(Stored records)
"""
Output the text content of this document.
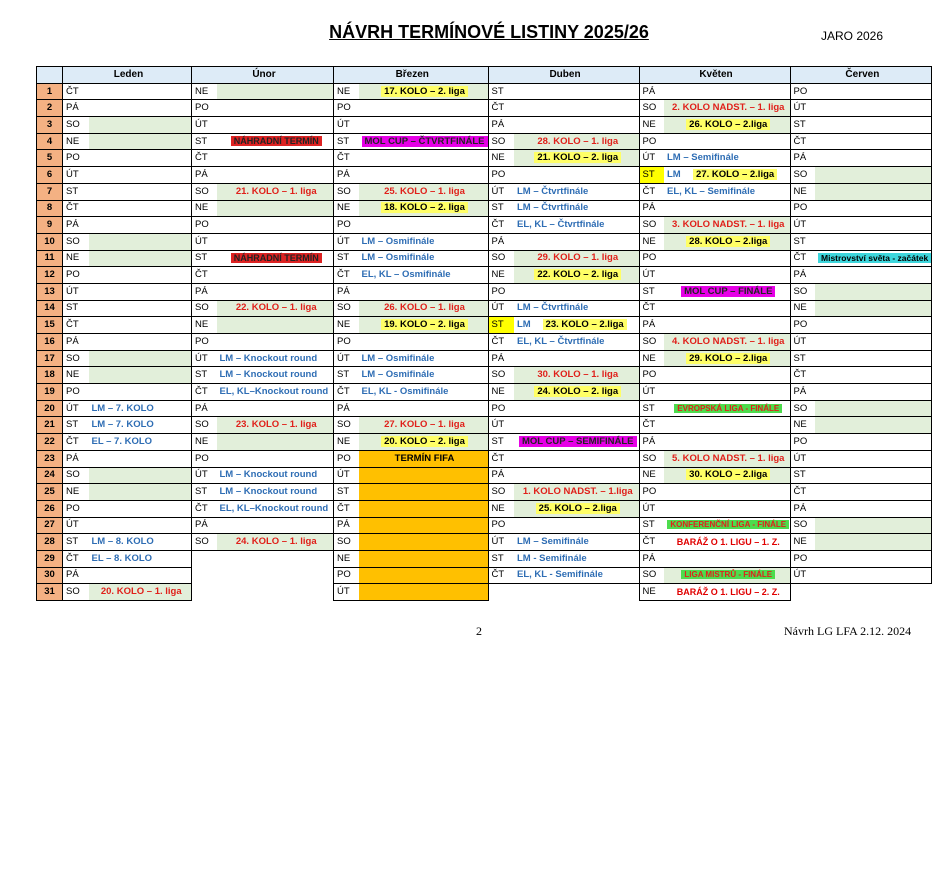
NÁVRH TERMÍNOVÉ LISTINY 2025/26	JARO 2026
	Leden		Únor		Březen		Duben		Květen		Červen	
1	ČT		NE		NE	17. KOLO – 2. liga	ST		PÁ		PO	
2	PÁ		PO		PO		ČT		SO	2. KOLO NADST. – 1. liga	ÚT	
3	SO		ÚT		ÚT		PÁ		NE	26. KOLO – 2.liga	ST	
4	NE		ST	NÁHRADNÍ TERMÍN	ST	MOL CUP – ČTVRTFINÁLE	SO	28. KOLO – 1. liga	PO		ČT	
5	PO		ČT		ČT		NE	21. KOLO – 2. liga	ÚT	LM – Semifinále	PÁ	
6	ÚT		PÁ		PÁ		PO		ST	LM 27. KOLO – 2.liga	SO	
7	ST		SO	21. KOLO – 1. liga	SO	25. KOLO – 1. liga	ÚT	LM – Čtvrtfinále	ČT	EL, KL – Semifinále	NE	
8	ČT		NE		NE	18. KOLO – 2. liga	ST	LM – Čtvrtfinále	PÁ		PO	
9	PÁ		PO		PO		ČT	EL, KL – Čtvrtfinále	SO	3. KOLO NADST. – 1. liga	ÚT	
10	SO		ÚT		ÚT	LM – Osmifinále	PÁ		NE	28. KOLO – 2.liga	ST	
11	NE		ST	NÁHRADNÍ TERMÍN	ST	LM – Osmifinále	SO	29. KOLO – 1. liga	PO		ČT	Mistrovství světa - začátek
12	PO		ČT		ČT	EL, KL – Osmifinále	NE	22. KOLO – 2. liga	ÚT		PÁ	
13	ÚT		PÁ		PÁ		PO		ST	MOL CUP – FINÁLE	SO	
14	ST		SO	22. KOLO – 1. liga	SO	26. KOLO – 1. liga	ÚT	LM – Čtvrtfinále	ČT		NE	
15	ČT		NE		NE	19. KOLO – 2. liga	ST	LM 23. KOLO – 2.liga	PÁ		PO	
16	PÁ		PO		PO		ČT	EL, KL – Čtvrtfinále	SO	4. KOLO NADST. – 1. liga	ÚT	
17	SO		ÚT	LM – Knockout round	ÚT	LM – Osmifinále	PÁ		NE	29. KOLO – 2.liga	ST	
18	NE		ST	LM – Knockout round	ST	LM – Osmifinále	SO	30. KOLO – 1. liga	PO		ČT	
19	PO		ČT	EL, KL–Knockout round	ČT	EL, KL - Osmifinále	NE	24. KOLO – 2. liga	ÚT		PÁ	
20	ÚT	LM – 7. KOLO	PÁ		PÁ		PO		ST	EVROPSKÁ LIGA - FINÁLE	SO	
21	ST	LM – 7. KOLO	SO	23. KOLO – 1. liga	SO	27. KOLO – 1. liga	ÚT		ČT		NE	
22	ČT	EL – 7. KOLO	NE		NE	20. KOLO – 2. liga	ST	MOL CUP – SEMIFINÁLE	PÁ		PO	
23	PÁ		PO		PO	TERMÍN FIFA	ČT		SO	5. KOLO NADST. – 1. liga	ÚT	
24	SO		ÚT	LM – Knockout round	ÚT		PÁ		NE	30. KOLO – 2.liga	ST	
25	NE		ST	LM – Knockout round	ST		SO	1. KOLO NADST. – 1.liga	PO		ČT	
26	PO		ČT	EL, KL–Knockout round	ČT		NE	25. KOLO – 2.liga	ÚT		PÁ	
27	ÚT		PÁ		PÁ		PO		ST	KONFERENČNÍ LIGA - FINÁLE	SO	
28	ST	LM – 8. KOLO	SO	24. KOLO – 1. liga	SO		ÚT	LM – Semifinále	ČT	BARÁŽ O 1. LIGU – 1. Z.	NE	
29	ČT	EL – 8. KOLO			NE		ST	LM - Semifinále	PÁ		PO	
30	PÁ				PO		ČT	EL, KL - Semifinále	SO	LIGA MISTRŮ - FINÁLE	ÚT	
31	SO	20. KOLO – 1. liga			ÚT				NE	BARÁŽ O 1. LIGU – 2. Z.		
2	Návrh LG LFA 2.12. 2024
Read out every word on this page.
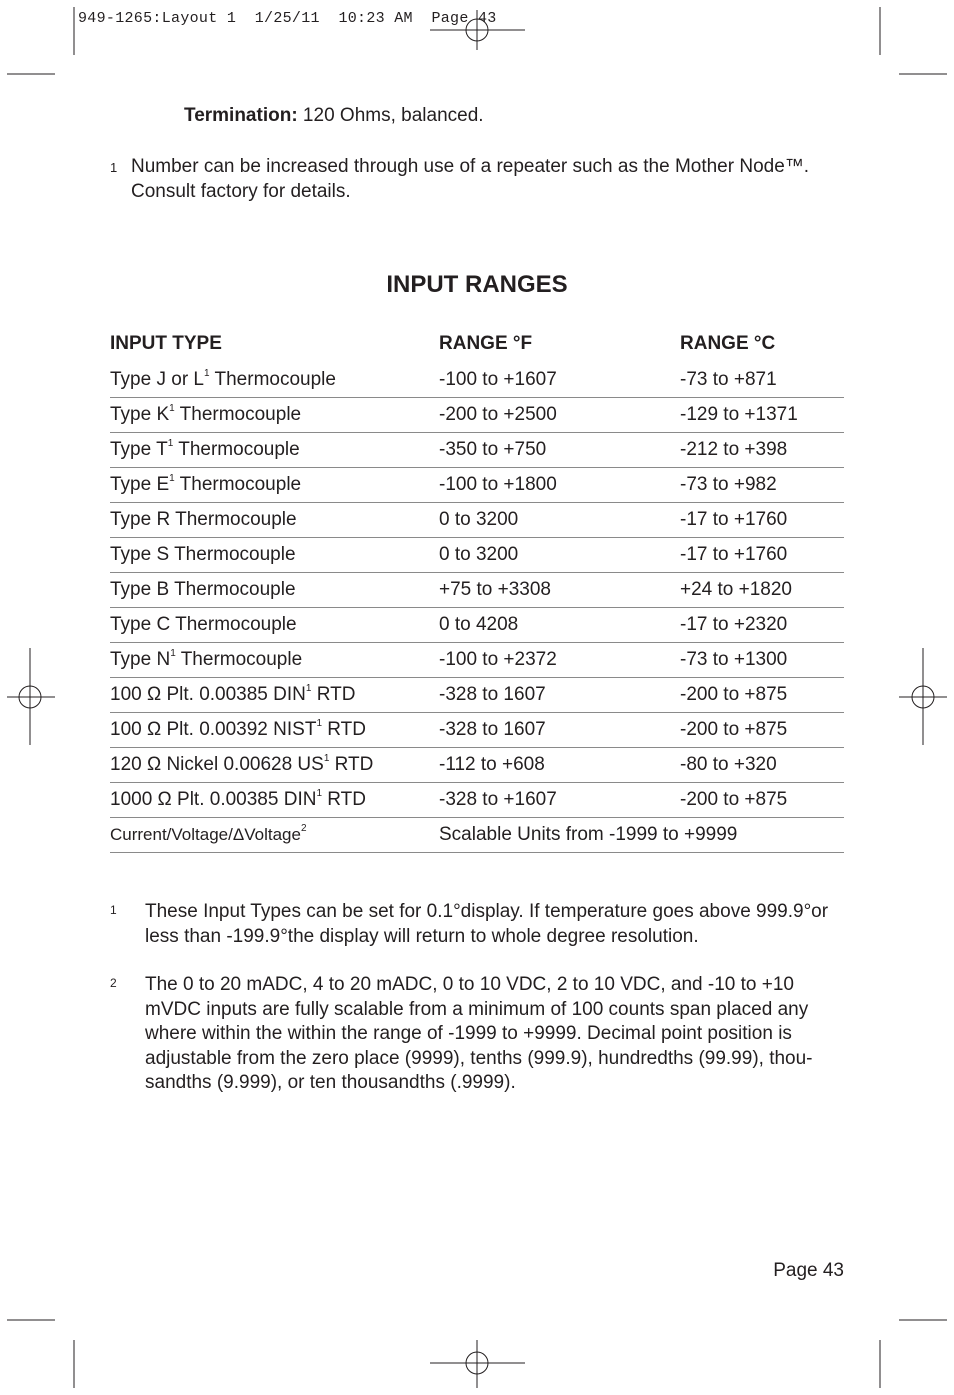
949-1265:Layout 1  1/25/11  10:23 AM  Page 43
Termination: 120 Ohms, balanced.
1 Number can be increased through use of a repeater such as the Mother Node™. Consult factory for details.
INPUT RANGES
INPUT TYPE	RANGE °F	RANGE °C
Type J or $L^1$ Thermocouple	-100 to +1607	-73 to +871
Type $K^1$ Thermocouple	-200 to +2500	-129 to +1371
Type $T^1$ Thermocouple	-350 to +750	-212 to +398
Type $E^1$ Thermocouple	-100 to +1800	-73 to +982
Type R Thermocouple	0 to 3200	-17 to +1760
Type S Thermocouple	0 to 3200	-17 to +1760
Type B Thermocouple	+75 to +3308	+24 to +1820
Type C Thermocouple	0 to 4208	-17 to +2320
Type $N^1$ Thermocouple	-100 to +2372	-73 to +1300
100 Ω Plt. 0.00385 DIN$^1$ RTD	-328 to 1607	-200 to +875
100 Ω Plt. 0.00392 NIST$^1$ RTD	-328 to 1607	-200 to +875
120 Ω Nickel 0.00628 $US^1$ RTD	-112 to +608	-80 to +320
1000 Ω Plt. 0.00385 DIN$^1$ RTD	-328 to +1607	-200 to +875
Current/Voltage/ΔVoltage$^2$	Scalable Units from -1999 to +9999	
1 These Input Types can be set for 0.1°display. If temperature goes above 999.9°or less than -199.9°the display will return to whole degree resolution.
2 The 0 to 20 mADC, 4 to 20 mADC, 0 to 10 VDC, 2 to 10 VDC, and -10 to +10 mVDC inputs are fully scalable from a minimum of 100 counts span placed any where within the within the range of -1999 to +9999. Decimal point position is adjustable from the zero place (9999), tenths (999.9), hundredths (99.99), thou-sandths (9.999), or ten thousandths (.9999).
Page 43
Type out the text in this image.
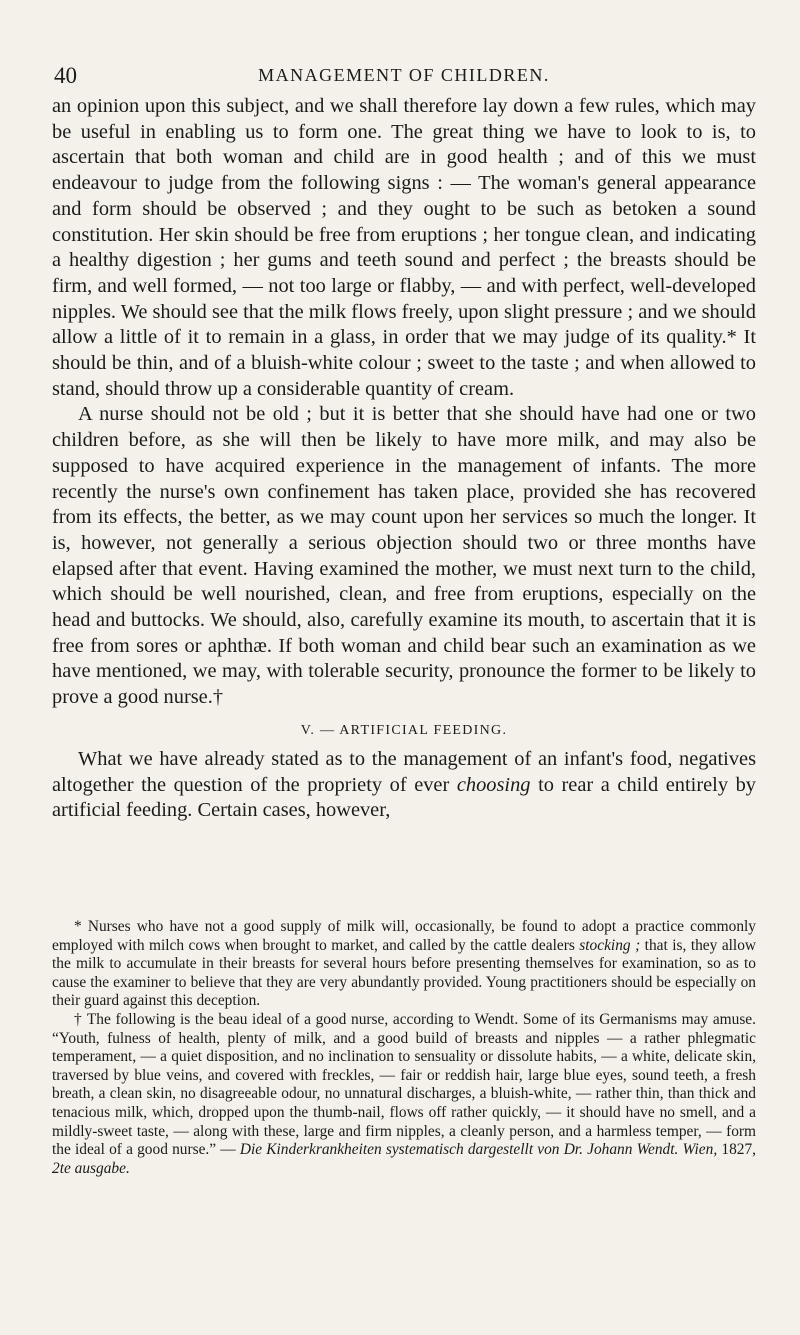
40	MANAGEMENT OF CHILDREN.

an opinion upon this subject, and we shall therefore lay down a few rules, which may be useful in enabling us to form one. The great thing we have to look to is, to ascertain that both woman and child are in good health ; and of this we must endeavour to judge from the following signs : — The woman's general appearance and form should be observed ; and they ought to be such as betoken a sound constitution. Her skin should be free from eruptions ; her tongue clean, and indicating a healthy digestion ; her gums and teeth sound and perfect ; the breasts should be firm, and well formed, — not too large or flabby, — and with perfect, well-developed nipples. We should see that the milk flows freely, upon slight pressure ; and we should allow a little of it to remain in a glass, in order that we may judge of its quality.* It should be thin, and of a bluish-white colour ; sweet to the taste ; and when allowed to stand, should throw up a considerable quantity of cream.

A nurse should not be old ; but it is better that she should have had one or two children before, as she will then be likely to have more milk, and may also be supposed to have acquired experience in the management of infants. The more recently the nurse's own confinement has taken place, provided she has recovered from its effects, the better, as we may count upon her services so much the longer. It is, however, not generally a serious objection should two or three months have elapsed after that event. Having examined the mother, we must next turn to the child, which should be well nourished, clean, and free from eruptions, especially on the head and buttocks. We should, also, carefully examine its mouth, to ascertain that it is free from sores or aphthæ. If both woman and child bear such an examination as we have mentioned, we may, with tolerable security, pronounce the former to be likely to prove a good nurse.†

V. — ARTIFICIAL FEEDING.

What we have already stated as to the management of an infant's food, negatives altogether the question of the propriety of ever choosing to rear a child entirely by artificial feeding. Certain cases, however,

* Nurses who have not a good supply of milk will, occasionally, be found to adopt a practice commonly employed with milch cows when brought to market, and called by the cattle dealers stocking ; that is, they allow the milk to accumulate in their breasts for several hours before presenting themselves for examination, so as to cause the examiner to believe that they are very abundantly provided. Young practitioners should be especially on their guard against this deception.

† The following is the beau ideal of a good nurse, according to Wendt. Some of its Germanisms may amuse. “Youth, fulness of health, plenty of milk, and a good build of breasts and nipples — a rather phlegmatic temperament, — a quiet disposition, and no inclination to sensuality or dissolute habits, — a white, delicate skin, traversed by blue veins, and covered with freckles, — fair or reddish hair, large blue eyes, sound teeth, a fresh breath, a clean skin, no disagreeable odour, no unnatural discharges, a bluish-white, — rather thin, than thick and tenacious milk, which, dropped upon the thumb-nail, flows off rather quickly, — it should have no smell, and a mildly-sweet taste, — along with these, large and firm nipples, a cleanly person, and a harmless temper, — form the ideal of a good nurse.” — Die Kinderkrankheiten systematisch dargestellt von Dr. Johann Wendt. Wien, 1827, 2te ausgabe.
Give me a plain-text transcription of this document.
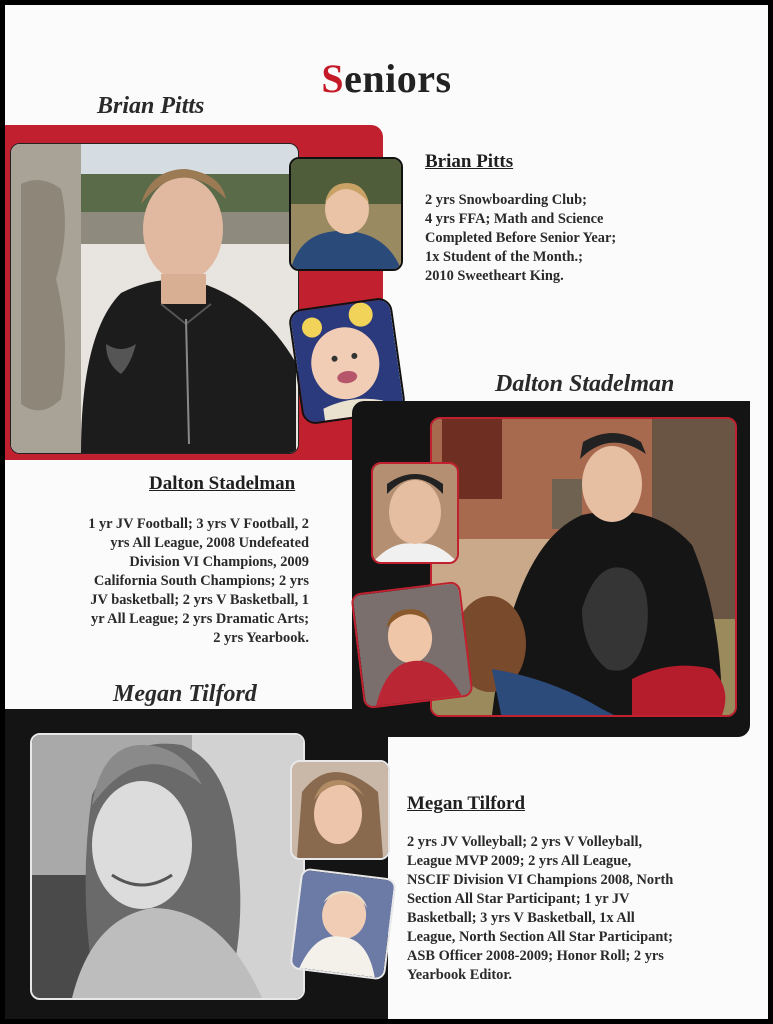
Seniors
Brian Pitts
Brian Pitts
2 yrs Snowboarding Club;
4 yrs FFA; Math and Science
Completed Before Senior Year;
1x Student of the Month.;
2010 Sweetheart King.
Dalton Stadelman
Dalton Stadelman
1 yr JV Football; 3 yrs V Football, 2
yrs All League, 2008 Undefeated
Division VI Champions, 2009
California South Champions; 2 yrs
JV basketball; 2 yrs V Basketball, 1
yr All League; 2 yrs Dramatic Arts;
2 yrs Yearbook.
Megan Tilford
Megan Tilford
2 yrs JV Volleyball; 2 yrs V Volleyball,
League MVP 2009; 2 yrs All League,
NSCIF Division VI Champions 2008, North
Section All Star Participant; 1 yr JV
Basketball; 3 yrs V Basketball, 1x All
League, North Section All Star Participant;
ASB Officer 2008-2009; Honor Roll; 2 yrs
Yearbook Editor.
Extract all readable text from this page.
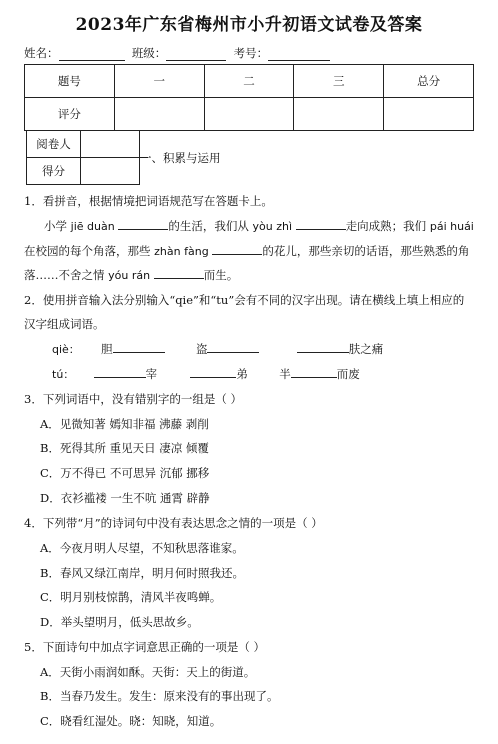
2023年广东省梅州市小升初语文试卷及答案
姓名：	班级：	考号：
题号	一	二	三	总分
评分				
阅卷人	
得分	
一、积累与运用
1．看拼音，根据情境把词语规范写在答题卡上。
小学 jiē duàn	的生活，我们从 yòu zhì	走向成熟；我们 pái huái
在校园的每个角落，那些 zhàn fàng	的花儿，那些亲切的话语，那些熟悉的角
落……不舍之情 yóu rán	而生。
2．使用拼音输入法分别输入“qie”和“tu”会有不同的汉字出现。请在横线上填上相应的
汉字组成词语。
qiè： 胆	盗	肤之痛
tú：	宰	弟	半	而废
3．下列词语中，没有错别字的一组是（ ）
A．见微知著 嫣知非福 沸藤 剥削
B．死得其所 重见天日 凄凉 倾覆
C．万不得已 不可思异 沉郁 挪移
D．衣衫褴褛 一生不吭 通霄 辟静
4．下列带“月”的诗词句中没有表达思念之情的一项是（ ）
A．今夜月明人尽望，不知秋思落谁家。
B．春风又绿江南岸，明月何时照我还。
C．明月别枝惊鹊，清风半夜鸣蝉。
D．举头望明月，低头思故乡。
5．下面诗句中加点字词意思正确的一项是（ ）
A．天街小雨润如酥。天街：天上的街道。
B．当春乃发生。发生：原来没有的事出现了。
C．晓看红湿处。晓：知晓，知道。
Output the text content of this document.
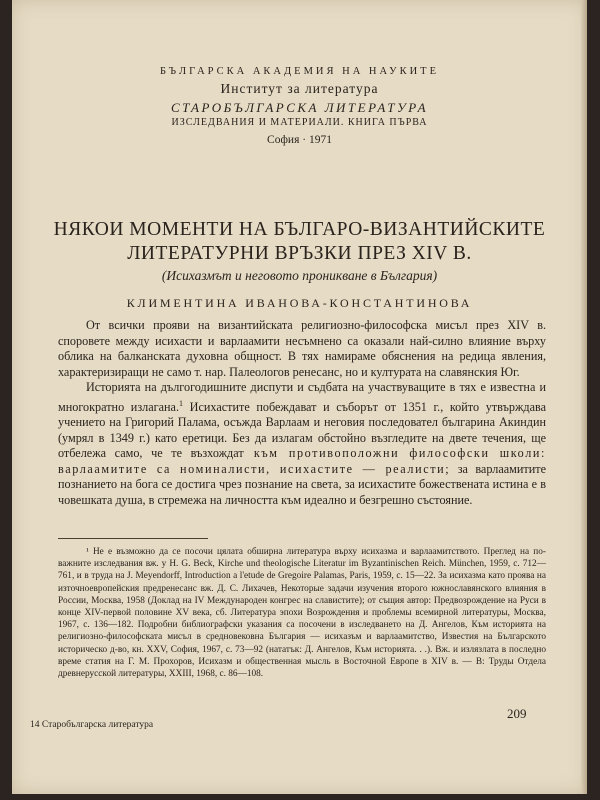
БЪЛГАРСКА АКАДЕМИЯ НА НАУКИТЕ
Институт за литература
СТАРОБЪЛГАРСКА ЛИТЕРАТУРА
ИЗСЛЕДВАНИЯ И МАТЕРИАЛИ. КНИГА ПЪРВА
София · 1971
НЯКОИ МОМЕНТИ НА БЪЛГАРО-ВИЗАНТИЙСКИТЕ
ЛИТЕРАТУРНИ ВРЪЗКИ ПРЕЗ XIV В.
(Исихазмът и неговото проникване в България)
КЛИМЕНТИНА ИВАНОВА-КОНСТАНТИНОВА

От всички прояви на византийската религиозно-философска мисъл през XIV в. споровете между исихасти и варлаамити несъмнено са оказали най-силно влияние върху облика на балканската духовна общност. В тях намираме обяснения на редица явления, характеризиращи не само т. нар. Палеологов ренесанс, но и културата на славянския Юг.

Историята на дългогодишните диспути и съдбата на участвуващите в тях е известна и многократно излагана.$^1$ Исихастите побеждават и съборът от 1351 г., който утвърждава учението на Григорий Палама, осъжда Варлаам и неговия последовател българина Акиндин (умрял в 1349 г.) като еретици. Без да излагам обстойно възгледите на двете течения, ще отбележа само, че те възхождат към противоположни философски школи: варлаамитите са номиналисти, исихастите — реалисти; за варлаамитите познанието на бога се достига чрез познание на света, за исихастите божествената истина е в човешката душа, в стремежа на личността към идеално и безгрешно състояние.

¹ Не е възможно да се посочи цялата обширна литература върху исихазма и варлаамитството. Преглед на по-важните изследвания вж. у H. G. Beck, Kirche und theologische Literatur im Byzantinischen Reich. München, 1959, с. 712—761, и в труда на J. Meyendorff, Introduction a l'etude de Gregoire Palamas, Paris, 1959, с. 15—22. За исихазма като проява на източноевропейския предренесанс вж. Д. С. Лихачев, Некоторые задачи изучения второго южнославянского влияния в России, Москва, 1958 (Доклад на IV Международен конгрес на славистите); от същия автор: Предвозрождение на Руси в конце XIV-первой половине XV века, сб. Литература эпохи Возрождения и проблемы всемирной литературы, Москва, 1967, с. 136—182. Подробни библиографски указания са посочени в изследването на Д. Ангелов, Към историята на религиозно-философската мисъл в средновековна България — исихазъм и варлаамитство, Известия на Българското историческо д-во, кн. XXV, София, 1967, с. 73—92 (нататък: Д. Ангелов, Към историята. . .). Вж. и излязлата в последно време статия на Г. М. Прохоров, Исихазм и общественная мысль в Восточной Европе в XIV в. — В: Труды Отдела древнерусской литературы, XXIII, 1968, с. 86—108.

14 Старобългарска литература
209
"""
• _Problem requirements_
Where a line of the material above holds the string "North", copy that line.

• _Answer_
NSCIF Division VI Champions 2008, North
League, North Section All Star Participant;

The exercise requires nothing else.